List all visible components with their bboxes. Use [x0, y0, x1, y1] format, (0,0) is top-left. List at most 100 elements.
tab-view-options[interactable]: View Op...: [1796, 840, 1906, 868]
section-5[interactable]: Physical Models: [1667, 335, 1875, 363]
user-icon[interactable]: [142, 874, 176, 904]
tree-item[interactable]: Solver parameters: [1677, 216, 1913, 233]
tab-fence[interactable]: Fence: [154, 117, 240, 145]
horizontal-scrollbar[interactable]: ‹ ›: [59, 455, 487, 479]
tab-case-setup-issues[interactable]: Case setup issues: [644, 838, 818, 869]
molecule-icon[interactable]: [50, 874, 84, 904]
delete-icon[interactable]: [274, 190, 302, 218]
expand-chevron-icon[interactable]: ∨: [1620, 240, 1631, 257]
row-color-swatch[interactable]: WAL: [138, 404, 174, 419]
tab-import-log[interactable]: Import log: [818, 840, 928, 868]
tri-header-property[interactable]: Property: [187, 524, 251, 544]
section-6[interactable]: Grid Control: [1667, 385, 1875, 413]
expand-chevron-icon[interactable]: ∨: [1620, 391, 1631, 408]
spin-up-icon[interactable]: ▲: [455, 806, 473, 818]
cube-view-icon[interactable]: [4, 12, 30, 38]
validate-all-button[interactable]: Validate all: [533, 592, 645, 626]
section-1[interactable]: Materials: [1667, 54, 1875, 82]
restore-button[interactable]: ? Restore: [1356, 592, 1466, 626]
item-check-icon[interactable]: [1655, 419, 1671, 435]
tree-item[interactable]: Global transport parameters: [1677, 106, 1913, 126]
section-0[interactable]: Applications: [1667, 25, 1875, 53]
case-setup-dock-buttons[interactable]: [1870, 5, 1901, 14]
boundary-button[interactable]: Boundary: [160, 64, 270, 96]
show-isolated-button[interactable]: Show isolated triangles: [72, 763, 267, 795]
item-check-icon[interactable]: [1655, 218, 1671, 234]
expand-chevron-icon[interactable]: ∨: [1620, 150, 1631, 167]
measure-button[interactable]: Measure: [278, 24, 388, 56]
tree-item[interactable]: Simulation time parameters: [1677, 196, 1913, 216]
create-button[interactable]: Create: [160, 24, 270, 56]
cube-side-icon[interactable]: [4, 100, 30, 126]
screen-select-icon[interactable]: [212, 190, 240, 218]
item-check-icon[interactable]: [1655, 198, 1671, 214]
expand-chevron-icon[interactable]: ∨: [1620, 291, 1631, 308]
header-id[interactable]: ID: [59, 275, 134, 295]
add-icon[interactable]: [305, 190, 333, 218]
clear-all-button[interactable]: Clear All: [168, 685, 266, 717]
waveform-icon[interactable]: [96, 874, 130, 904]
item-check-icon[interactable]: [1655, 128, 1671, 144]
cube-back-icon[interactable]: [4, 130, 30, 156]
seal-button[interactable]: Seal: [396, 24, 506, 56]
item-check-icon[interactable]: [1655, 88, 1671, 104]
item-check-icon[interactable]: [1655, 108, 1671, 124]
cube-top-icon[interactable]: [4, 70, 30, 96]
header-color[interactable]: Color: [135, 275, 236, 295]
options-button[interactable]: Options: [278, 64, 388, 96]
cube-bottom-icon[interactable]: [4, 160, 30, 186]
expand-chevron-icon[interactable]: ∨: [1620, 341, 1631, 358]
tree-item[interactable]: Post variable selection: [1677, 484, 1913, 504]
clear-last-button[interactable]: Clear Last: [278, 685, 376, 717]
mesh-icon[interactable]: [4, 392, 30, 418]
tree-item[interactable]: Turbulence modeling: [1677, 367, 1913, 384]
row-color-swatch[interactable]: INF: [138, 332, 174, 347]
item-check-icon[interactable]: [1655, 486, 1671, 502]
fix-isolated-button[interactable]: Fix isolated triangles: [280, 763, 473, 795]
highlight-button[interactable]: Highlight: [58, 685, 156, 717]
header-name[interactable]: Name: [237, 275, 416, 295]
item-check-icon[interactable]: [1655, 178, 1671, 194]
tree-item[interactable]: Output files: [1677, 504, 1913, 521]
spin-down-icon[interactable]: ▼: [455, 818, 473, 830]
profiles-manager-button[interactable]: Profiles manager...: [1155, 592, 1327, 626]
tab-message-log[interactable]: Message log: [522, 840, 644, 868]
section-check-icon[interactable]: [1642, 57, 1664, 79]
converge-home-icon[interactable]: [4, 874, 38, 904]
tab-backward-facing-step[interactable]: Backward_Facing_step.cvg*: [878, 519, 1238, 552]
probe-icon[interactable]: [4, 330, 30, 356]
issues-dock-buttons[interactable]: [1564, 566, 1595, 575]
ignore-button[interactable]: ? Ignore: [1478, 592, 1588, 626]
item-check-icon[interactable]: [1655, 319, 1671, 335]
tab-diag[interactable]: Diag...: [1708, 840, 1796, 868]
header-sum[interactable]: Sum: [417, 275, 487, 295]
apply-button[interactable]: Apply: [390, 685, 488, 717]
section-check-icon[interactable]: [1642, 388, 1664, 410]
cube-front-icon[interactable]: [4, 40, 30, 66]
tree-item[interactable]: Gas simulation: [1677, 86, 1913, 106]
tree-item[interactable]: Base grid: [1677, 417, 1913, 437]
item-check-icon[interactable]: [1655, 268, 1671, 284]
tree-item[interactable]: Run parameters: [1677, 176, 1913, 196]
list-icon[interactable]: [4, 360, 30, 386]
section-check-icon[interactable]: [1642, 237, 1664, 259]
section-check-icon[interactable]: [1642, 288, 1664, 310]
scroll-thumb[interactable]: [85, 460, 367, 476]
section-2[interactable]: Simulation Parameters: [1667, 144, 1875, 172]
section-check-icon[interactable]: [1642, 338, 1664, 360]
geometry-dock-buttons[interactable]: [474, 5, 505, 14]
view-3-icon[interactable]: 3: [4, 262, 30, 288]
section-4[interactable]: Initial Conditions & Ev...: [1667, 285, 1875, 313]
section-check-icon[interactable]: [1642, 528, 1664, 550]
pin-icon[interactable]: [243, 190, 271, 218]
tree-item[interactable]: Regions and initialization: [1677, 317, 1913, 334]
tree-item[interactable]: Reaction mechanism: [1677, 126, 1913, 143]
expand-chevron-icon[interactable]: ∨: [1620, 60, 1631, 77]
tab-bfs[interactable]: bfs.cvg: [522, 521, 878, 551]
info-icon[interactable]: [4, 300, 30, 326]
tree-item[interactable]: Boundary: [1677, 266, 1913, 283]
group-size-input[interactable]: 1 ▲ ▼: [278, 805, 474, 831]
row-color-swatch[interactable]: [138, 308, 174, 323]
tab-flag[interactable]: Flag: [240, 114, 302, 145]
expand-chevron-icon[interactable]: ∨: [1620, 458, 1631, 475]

**WHAT YOU HAVE TO DO**
Copy out every line of the item above word for word, without changing anything.

**ANSWER TO THE TASK**
List all visible components with their bboxes. Use [x0, y0, x1, y1] format, (0,0) is top-left. List at most 100 elements.
tab-view-options[interactable]: View Op...: [1796, 840, 1906, 868]
section-5[interactable]: Physical Models: [1667, 335, 1875, 363]
user-icon[interactable]: [142, 874, 176, 904]
tree-item[interactable]: Solver parameters: [1677, 216, 1913, 233]
tab-fence[interactable]: Fence: [154, 117, 240, 145]
horizontal-scrollbar[interactable]: ‹ ›: [59, 455, 487, 479]
tab-case-setup-issues[interactable]: Case setup issues: [644, 838, 818, 869]
molecule-icon[interactable]: [50, 874, 84, 904]
delete-icon[interactable]: [274, 190, 302, 218]
expand-chevron-icon[interactable]: ∨: [1620, 240, 1631, 257]
row-color-swatch[interactable]: WAL: [138, 404, 174, 419]
tab-import-log[interactable]: Import log: [818, 840, 928, 868]
tri-header-property[interactable]: Property: [187, 524, 251, 544]
section-6[interactable]: Grid Control: [1667, 385, 1875, 413]
expand-chevron-icon[interactable]: ∨: [1620, 391, 1631, 408]
spin-up-icon[interactable]: ▲: [455, 806, 473, 818]
cube-view-icon[interactable]: [4, 12, 30, 38]
validate-all-button[interactable]: Validate all: [533, 592, 645, 626]
section-1[interactable]: Materials: [1667, 54, 1875, 82]
restore-button[interactable]: ? Restore: [1356, 592, 1466, 626]
item-check-icon[interactable]: [1655, 419, 1671, 435]
tree-item[interactable]: Global transport parameters: [1677, 106, 1913, 126]
section-0[interactable]: Applications: [1667, 25, 1875, 53]
case-setup-dock-buttons[interactable]: [1870, 5, 1901, 14]
boundary-button[interactable]: Boundary: [160, 64, 270, 96]
show-isolated-button[interactable]: Show isolated triangles: [72, 763, 267, 795]
item-check-icon[interactable]: [1655, 218, 1671, 234]
expand-chevron-icon[interactable]: ∨: [1620, 150, 1631, 167]
measure-button[interactable]: Measure: [278, 24, 388, 56]
tree-item[interactable]: Simulation time parameters: [1677, 196, 1913, 216]
create-button[interactable]: Create: [160, 24, 270, 56]
cube-side-icon[interactable]: [4, 100, 30, 126]
screen-select-icon[interactable]: [212, 190, 240, 218]
item-check-icon[interactable]: [1655, 198, 1671, 214]
expand-chevron-icon[interactable]: ∨: [1620, 291, 1631, 308]
header-id[interactable]: ID: [59, 275, 134, 295]
add-icon[interactable]: [305, 190, 333, 218]
clear-all-button[interactable]: Clear All: [168, 685, 266, 717]
waveform-icon[interactable]: [96, 874, 130, 904]
item-check-icon[interactable]: [1655, 128, 1671, 144]
cube-back-icon[interactable]: [4, 130, 30, 156]
seal-button[interactable]: Seal: [396, 24, 506, 56]
item-check-icon[interactable]: [1655, 88, 1671, 104]
item-check-icon[interactable]: [1655, 108, 1671, 124]
cube-top-icon[interactable]: [4, 70, 30, 96]
header-color[interactable]: Color: [135, 275, 236, 295]
options-button[interactable]: Options: [278, 64, 388, 96]
cube-bottom-icon[interactable]: [4, 160, 30, 186]
expand-chevron-icon[interactable]: ∨: [1620, 341, 1631, 358]
tree-item[interactable]: Post variable selection: [1677, 484, 1913, 504]
clear-last-button[interactable]: Clear Last: [278, 685, 376, 717]
mesh-icon[interactable]: [4, 392, 30, 418]
tree-item[interactable]: Turbulence modeling: [1677, 367, 1913, 384]
row-color-swatch[interactable]: INF: [138, 332, 174, 347]
item-check-icon[interactable]: [1655, 486, 1671, 502]
fix-isolated-button[interactable]: Fix isolated triangles: [280, 763, 473, 795]
highlight-button[interactable]: Highlight: [58, 685, 156, 717]
header-name[interactable]: Name: [237, 275, 416, 295]
item-check-icon[interactable]: [1655, 178, 1671, 194]
tree-item[interactable]: Output files: [1677, 504, 1913, 521]
spin-down-icon[interactable]: ▼: [455, 818, 473, 830]
profiles-manager-button[interactable]: Profiles manager...: [1155, 592, 1327, 626]
tab-message-log[interactable]: Message log: [522, 840, 644, 868]
section-check-icon[interactable]: [1642, 57, 1664, 79]
converge-home-icon[interactable]: [4, 874, 38, 904]
tab-backward-facing-step[interactable]: Backward_Facing_step.cvg*: [878, 519, 1238, 552]
probe-icon[interactable]: [4, 330, 30, 356]
issues-dock-buttons[interactable]: [1564, 566, 1595, 575]
ignore-button[interactable]: ? Ignore: [1478, 592, 1588, 626]
item-check-icon[interactable]: [1655, 319, 1671, 335]
tab-diag[interactable]: Diag...: [1708, 840, 1796, 868]
header-sum[interactable]: Sum: [417, 275, 487, 295]
apply-button[interactable]: Apply: [390, 685, 488, 717]
section-check-icon[interactable]: [1642, 388, 1664, 410]
cube-front-icon[interactable]: [4, 40, 30, 66]
tree-item[interactable]: Gas simulation: [1677, 86, 1913, 106]
tree-item[interactable]: Base grid: [1677, 417, 1913, 437]
item-check-icon[interactable]: [1655, 268, 1671, 284]
tree-item[interactable]: Run parameters: [1677, 176, 1913, 196]
list-icon[interactable]: [4, 360, 30, 386]
section-check-icon[interactable]: [1642, 237, 1664, 259]
section-check-icon[interactable]: [1642, 288, 1664, 310]
scroll-thumb[interactable]: [85, 460, 367, 476]
section-2[interactable]: Simulation Parameters: [1667, 144, 1875, 172]
section-check-icon[interactable]: [1642, 338, 1664, 360]
geometry-dock-buttons[interactable]: [474, 5, 505, 14]
view-3-icon[interactable]: 3: [4, 262, 30, 288]
section-4[interactable]: Initial Conditions & Ev...: [1667, 285, 1875, 313]
section-check-icon[interactable]: [1642, 528, 1664, 550]
pin-icon[interactable]: [243, 190, 271, 218]
tree-item[interactable]: Regions and initialization: [1677, 317, 1913, 334]
tree-item[interactable]: Reaction mechanism: [1677, 126, 1913, 143]
expand-chevron-icon[interactable]: ∨: [1620, 60, 1631, 77]
tab-bfs[interactable]: bfs.cvg: [522, 521, 878, 551]
info-icon[interactable]: [4, 300, 30, 326]
tree-item[interactable]: Boundary: [1677, 266, 1913, 283]
group-size-input[interactable]: 1 ▲ ▼: [278, 805, 474, 831]
row-color-swatch[interactable]: [138, 308, 174, 323]
tab-flag[interactable]: Flag: [240, 114, 302, 145]
expand-chevron-icon[interactable]: ∨: [1620, 458, 1631, 475]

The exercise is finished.